- **Instruction**
Work out how many lines in the entries contain the string "внутри", and give nothing but that number.

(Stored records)
..............................

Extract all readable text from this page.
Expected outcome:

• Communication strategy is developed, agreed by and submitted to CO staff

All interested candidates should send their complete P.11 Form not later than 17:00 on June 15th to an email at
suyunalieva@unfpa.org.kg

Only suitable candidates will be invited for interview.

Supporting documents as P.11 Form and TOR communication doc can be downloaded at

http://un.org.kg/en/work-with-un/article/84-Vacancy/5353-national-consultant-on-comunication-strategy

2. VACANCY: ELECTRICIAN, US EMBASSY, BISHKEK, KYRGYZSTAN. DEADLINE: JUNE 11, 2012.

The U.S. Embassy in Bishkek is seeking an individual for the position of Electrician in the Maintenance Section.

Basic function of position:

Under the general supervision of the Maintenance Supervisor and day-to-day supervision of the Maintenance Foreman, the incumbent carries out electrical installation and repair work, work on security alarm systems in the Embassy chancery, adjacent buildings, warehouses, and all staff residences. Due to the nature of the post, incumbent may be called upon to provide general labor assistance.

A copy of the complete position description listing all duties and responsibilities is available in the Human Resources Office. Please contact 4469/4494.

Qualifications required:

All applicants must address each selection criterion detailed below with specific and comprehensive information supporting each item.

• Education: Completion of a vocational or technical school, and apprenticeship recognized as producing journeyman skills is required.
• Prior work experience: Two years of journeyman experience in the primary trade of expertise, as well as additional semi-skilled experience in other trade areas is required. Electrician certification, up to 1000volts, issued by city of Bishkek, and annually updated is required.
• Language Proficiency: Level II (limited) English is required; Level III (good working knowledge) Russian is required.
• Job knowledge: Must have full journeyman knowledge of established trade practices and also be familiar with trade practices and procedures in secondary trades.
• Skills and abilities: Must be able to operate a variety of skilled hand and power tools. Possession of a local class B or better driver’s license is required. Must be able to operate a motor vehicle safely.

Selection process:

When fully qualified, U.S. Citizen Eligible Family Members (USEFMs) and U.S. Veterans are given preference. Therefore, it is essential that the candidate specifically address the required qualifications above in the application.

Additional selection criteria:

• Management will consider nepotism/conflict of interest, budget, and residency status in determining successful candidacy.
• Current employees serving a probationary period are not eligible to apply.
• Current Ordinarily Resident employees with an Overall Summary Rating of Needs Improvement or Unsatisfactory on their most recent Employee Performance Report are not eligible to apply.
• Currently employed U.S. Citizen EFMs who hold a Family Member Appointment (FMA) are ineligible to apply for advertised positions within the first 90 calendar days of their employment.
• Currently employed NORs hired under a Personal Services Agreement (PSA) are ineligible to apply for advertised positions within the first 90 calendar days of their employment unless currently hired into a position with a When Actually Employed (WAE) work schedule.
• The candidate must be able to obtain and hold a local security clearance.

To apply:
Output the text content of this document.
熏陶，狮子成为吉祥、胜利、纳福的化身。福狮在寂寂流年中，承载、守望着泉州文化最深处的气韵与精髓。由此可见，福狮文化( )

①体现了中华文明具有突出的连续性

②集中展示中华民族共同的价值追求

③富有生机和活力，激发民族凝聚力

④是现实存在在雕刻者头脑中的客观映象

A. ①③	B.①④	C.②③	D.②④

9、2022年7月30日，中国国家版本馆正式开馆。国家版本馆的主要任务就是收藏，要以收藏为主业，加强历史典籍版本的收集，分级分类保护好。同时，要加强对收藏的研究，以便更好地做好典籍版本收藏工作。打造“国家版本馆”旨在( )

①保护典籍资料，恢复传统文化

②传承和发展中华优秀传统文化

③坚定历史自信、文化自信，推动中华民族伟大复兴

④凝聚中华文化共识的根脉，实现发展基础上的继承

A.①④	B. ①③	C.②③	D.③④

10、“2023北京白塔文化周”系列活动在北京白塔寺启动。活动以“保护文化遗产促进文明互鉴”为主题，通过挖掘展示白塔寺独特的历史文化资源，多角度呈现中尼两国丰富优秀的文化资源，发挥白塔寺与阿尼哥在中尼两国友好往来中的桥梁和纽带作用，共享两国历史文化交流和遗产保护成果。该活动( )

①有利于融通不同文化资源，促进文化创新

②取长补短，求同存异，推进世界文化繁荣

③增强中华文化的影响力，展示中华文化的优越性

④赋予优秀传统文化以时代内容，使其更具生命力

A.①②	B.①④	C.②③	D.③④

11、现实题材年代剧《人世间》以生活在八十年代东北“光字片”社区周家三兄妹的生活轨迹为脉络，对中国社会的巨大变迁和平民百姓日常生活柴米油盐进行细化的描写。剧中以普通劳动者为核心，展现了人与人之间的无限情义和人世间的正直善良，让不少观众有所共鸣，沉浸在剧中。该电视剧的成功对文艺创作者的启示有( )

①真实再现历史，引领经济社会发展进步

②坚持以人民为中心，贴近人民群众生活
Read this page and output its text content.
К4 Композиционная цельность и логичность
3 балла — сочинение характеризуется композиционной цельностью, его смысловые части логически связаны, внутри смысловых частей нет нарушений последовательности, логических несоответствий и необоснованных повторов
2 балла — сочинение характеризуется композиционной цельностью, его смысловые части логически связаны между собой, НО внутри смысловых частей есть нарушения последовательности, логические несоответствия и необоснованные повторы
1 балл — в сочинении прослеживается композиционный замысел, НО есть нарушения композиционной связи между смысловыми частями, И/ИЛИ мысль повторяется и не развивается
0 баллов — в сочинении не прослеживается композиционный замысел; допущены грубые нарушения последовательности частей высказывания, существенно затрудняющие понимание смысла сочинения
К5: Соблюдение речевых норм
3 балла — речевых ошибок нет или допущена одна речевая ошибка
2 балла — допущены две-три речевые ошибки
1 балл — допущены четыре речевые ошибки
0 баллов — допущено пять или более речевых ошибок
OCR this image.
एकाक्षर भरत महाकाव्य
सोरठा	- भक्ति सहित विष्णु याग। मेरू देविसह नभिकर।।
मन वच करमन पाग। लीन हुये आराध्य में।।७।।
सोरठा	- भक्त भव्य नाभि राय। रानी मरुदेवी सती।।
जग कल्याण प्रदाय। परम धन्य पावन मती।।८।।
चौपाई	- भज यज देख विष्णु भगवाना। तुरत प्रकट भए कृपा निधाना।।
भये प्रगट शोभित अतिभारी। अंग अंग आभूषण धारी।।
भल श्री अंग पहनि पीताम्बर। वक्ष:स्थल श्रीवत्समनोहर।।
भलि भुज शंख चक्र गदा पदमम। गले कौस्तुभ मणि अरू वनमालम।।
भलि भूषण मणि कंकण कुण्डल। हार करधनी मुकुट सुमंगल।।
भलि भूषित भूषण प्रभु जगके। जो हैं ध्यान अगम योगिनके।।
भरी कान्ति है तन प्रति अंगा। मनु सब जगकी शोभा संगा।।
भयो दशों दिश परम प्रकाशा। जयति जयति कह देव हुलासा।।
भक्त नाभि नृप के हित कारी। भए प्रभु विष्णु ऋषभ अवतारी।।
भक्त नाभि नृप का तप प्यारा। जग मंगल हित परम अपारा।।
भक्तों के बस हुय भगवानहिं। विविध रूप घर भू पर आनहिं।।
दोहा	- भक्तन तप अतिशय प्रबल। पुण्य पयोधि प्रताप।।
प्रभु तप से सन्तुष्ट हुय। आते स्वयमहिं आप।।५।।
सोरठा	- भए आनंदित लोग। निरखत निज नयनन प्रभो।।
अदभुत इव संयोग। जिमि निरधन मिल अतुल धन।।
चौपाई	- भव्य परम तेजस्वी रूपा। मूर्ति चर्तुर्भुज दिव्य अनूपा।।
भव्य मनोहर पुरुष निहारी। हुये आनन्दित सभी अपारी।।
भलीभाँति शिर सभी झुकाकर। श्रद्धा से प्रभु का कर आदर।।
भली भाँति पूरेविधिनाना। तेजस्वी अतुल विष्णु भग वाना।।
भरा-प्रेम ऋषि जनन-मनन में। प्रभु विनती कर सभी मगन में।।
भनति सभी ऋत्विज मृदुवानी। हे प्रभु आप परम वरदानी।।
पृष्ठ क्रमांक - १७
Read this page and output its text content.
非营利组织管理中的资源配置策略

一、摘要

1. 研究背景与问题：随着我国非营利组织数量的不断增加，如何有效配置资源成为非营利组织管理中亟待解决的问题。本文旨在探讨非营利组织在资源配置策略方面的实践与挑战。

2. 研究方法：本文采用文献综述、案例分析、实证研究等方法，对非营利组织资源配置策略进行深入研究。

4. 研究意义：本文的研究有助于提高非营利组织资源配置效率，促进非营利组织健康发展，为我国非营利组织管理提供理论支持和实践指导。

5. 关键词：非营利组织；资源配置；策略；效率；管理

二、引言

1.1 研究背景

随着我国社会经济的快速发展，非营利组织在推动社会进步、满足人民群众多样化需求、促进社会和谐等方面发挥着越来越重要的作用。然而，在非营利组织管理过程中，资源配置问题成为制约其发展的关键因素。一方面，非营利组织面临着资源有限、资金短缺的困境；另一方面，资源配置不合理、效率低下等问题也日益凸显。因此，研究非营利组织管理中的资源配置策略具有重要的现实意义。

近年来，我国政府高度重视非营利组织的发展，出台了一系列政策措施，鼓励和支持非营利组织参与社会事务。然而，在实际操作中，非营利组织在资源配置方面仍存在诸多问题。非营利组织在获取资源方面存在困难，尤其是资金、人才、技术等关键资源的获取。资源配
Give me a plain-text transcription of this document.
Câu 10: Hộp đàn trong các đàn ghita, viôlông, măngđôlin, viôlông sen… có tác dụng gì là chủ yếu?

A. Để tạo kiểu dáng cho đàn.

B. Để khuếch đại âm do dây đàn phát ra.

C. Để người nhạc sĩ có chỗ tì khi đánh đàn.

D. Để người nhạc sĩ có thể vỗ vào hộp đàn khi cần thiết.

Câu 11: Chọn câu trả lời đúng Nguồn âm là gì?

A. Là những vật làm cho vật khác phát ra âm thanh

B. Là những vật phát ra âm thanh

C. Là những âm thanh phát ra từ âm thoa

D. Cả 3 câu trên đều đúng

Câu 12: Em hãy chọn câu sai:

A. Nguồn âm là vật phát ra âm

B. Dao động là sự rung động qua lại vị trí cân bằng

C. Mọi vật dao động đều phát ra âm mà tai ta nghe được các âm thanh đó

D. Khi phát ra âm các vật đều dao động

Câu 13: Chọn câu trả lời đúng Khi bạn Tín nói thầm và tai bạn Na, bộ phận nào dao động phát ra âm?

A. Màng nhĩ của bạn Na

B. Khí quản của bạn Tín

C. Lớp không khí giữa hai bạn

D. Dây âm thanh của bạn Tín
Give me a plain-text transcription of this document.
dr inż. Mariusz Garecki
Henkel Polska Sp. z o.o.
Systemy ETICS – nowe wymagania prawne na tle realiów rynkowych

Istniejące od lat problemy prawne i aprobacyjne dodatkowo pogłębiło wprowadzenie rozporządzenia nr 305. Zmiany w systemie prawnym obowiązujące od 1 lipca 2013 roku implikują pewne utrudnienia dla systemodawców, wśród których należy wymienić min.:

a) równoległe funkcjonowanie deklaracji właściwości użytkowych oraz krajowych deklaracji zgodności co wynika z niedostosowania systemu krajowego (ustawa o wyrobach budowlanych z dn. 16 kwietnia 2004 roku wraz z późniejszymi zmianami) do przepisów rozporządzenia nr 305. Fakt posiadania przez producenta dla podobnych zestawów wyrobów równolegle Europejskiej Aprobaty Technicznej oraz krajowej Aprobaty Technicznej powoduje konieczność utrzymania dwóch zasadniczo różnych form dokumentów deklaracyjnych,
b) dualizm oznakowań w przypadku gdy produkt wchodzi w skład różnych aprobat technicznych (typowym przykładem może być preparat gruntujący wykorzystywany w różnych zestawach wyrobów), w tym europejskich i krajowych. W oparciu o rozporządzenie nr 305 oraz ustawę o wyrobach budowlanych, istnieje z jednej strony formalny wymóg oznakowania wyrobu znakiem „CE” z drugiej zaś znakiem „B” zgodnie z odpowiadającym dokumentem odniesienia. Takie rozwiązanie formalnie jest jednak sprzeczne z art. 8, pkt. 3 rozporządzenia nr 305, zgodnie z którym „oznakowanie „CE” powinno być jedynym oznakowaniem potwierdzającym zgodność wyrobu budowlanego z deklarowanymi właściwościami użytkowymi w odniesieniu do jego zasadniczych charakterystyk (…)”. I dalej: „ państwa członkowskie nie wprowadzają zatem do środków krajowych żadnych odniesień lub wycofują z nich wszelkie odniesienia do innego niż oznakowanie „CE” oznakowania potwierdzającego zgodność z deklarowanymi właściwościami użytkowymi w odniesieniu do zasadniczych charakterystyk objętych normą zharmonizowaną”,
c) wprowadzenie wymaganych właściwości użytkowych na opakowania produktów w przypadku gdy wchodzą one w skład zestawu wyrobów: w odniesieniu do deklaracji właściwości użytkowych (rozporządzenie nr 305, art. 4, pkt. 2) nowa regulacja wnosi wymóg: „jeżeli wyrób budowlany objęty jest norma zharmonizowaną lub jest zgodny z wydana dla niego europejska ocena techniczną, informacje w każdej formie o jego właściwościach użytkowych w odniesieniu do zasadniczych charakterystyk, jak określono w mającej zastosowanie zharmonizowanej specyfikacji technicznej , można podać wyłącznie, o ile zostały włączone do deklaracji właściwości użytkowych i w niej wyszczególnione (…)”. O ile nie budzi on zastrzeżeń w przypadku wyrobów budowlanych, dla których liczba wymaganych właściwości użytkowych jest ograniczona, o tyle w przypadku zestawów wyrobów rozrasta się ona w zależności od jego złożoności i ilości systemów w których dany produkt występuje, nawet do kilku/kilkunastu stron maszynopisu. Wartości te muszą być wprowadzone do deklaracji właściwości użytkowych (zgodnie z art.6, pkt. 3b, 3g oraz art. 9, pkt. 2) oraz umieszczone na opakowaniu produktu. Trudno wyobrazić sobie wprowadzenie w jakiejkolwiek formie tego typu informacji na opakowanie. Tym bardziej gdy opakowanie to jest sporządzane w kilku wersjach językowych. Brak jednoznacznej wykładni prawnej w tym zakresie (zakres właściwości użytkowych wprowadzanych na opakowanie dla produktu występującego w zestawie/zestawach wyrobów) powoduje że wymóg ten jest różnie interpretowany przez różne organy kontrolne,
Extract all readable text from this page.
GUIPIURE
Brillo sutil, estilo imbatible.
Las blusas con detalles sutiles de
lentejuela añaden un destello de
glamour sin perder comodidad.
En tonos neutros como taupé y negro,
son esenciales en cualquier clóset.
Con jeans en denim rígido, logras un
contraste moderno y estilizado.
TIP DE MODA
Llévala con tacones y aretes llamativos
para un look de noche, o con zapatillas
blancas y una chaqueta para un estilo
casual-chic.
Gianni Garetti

..............................

- **Result**
2